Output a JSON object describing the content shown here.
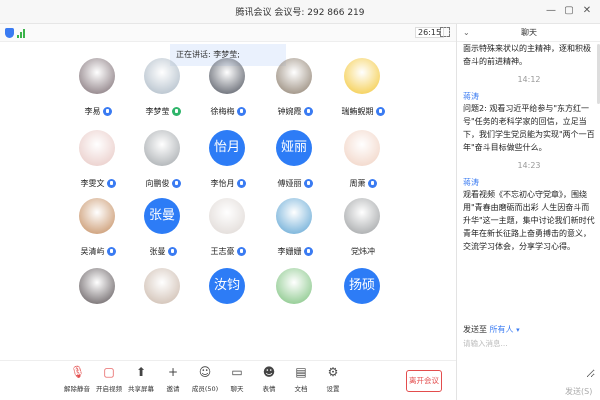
{
  "window": {
    "title": "腾讯会议 会议号: 292 866 219"
  },
  "status": {
    "timer": "26:15"
  },
  "speaking": {
    "text": "正在讲话: 李梦莹;"
  },
  "participants": [
    {
      "name": "李易",
      "avatar_text": "",
      "color": "#7a6a70",
      "mic": "blue"
    },
    {
      "name": "李梦莹",
      "avatar_text": "",
      "color": "#a9b7c4",
      "mic": "green"
    },
    {
      "name": "徐梅梅",
      "avatar_text": "",
      "color": "#4a4f5a",
      "mic": "blue"
    },
    {
      "name": "钟婉霞",
      "avatar_text": "",
      "color": "#8a7b6a",
      "mic": "blue"
    },
    {
      "name": "瑞鲔鲵期",
      "avatar_text": "",
      "color": "#f3c634",
      "mic": "blue"
    },
    {
      "name": "李雯文",
      "avatar_text": "",
      "color": "#e7c6c2",
      "mic": "blue"
    },
    {
      "name": "向鹏俊",
      "avatar_text": "",
      "color": "#9fa4a8",
      "mic": "blue"
    },
    {
      "name": "李怡月",
      "avatar_text": "怡月",
      "color": "#2d7cf6",
      "mic": "blue"
    },
    {
      "name": "傅娅丽",
      "avatar_text": "娅丽",
      "color": "#2d7cf6",
      "mic": "blue"
    },
    {
      "name": "周萧",
      "avatar_text": "",
      "color": "#f0d0c0",
      "mic": "blue"
    },
    {
      "name": "吴清屿",
      "avatar_text": "",
      "color": "#c38a5b",
      "mic": "blue"
    },
    {
      "name": "张曼",
      "avatar_text": "张曼",
      "color": "#2d7cf6",
      "mic": "blue"
    },
    {
      "name": "王志豪",
      "avatar_text": "",
      "color": "#ddd6d2",
      "mic": "blue"
    },
    {
      "name": "李姗姗",
      "avatar_text": "",
      "color": "#5aa2d2",
      "mic": "blue"
    },
    {
      "name": "党炜冲",
      "avatar_text": "",
      "color": "#999c9e",
      "mic": "none"
    },
    {
      "name": "",
      "avatar_text": "",
      "color": "#5a5255",
      "mic": "none"
    },
    {
      "name": "",
      "avatar_text": "",
      "color": "#c9b6a8",
      "mic": "none"
    },
    {
      "name": "",
      "avatar_text": "汝钧",
      "color": "#2d7cf6",
      "mic": "none"
    },
    {
      "name": "",
      "avatar_text": "",
      "color": "#79c07a",
      "mic": "none"
    },
    {
      "name": "",
      "avatar_text": "扬硕",
      "color": "#2d7cf6",
      "mic": "none"
    }
  ],
  "toolbar": {
    "items": [
      {
        "label": "解除静音",
        "icon": "mic-off-icon",
        "glyph": "🎙"
      },
      {
        "label": "开启视频",
        "icon": "camera-off-icon",
        "glyph": "▢"
      },
      {
        "label": "共享屏幕",
        "icon": "share-screen-icon",
        "glyph": "⬆"
      },
      {
        "label": "邀请",
        "icon": "invite-icon",
        "glyph": "+"
      },
      {
        "label": "成员(50)",
        "icon": "members-icon",
        "glyph": "☺"
      },
      {
        "label": "聊天",
        "icon": "chat-icon",
        "glyph": "▭"
      },
      {
        "label": "表情",
        "icon": "emoji-icon",
        "glyph": "☻"
      },
      {
        "label": "文档",
        "icon": "document-icon",
        "glyph": "▤"
      },
      {
        "label": "设置",
        "icon": "settings-icon",
        "glyph": "⚙"
      }
    ],
    "leave_label": "离开会议"
  },
  "chat": {
    "title": "聊天",
    "messages_top": "面示特殊来状以的主精神，逐和积极奋斗的前进精神。",
    "ts1": "14:12",
    "sender1": "蒋涛",
    "msg1": "问题2: 观看习近平给参与\"东方红一号\"任务的老科学家的回信，立足当下，我们学生党员能为实现\"两个一百年\"奋斗目标做些什么。",
    "ts2": "14:23",
    "sender2": "蒋涛",
    "msg2": "观看视频《不忘初心守党章》，围绕用\"青春由磨砺而出彩 人生因奋斗而升华\"这一主题，集中讨论我们新时代青年在新长征路上奋勇搏击的意义，交流学习体会，分享学习心得。",
    "send_to_label": "发送至",
    "send_to_target": "所有人",
    "input_placeholder": "请输入消息...",
    "send_label": "发送(S)"
  },
  "colors": {
    "accent": "#2d7cf6",
    "danger": "#e34d4d",
    "speaking_bg": "#eaf1fd"
  }
}
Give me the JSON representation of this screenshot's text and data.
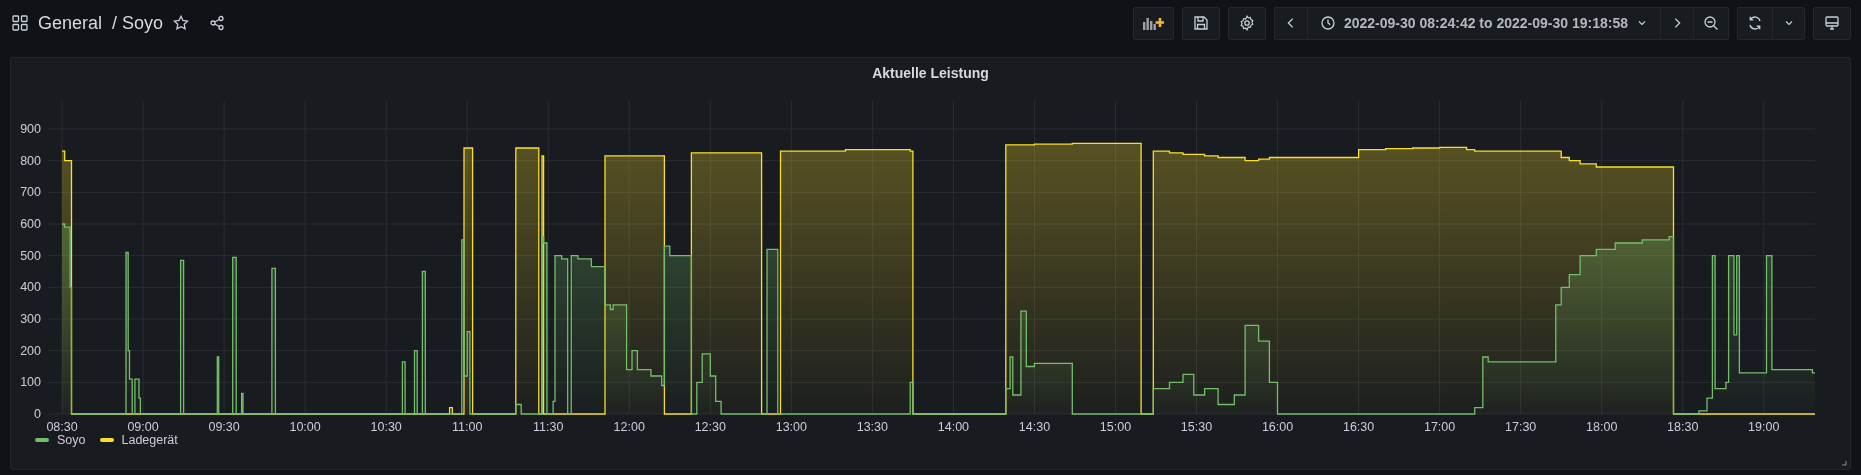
{
  "header": {
    "folder": "General",
    "dashboard": "/ Soyo",
    "time_range": "2022-09-30 08:24:42 to 2022-09-30 19:18:58"
  },
  "panel": {
    "title": "Aktuelle Leistung",
    "chart_data": {
      "type": "area",
      "x": [
        510,
        511,
        513,
        513.5,
        533.7,
        534.5,
        535,
        536,
        537,
        538.5,
        539,
        553.9,
        555,
        567.5,
        568,
        573.2,
        574.5,
        576.5,
        577,
        587.7,
        589,
        636,
        637,
        640.5,
        641.5,
        643.4,
        644.5,
        653.5,
        654.5,
        658,
        658.8,
        660,
        661,
        662,
        678,
        680,
        686.5,
        687.7,
        688.3,
        689.5,
        691.8,
        692.5,
        695,
        697.2,
        698.5,
        701,
        706,
        711,
        713,
        714,
        719,
        721,
        723,
        728,
        732,
        733,
        735,
        743,
        745,
        747,
        750,
        752,
        754,
        769,
        771,
        775,
        776,
        800,
        824,
        825,
        859.4,
        861,
        862,
        865,
        867,
        870,
        884,
        909.5,
        914,
        920,
        925,
        929,
        933,
        938,
        944,
        948,
        953,
        957,
        960,
        990,
        1000,
        1010,
        1020,
        1030,
        1033,
        1036,
        1038,
        1063,
        1065,
        1068,
        1072,
        1078,
        1085,
        1095,
        1105,
        1106.6,
        1116,
        1119,
        1121,
        1122,
        1126,
        1127,
        1129,
        1130,
        1131,
        1141,
        1143,
        1158
      ],
      "series": [
        {
          "name": "Soyo",
          "color": "#73bf69",
          "values": [
            600,
            590,
            400,
            0,
            510,
            200,
            110,
            0,
            110,
            50,
            0,
            485,
            0,
            180,
            0,
            495,
            0,
            65,
            0,
            460,
            0,
            165,
            0,
            200,
            0,
            450,
            0,
            0,
            0,
            550,
            120,
            260,
            0,
            0,
            30,
            0,
            0,
            560,
            540,
            0,
            40,
            500,
            490,
            0,
            500,
            490,
            465,
            345,
            330,
            345,
            140,
            200,
            140,
            120,
            90,
            530,
            500,
            0,
            100,
            190,
            120,
            40,
            0,
            0,
            520,
            0,
            0,
            0,
            100,
            0,
            80,
            180,
            60,
            325,
            150,
            160,
            0,
            0,
            80,
            100,
            125,
            60,
            80,
            30,
            60,
            280,
            230,
            100,
            0,
            0,
            0,
            0,
            0,
            0,
            20,
            180,
            165,
            345,
            400,
            440,
            500,
            520,
            540,
            550,
            560,
            0,
            10,
            50,
            500,
            80,
            100,
            500,
            250,
            500,
            130,
            500,
            140,
            130
          ]
        },
        {
          "name": "Ladegerät",
          "color": "#fade2a",
          "values": [
            830,
            800,
            800,
            0,
            0,
            0,
            0,
            0,
            0,
            0,
            0,
            0,
            0,
            0,
            0,
            0,
            0,
            0,
            0,
            0,
            0,
            0,
            0,
            0,
            0,
            0,
            0,
            20,
            0,
            0,
            840,
            840,
            840,
            0,
            840,
            840,
            0,
            815,
            0,
            0,
            0,
            0,
            0,
            0,
            0,
            0,
            0,
            815,
            815,
            815,
            815,
            815,
            815,
            815,
            815,
            0,
            0,
            825,
            825,
            825,
            825,
            825,
            825,
            0,
            0,
            0,
            830,
            835,
            830,
            0,
            850,
            850,
            850,
            850,
            850,
            852,
            855,
            0,
            830,
            825,
            820,
            820,
            815,
            810,
            810,
            800,
            805,
            810,
            810,
            835,
            838,
            840,
            842,
            835,
            830,
            830,
            830,
            830,
            810,
            800,
            790,
            780,
            780,
            780,
            780,
            0,
            0,
            0,
            0,
            0,
            0,
            0,
            0,
            0,
            0,
            0,
            0,
            0
          ]
        }
      ],
      "xticks": [
        {
          "value": 510,
          "label": "08:30"
        },
        {
          "value": 540,
          "label": "09:00"
        },
        {
          "value": 570,
          "label": "09:30"
        },
        {
          "value": 600,
          "label": "10:00"
        },
        {
          "value": 630,
          "label": "10:30"
        },
        {
          "value": 660,
          "label": "11:00"
        },
        {
          "value": 690,
          "label": "11:30"
        },
        {
          "value": 720,
          "label": "12:00"
        },
        {
          "value": 750,
          "label": "12:30"
        },
        {
          "value": 780,
          "label": "13:00"
        },
        {
          "value": 810,
          "label": "13:30"
        },
        {
          "value": 840,
          "label": "14:00"
        },
        {
          "value": 870,
          "label": "14:30"
        },
        {
          "value": 900,
          "label": "15:00"
        },
        {
          "value": 930,
          "label": "15:30"
        },
        {
          "value": 960,
          "label": "16:00"
        },
        {
          "value": 990,
          "label": "16:30"
        },
        {
          "value": 1020,
          "label": "17:00"
        },
        {
          "value": 1050,
          "label": "17:30"
        },
        {
          "value": 1080,
          "label": "18:00"
        },
        {
          "value": 1110,
          "label": "18:30"
        },
        {
          "value": 1140,
          "label": "19:00"
        }
      ],
      "yticks": [
        0,
        100,
        200,
        300,
        400,
        500,
        600,
        700,
        800,
        900
      ],
      "xlim": [
        504.7,
        1158.97
      ],
      "ylim": [
        0,
        900
      ],
      "grid": true
    }
  }
}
══════════
TASK GOAL
How many lines in the data contain the string "glyph"? Respond with the number only.

FINAL ANSWER
9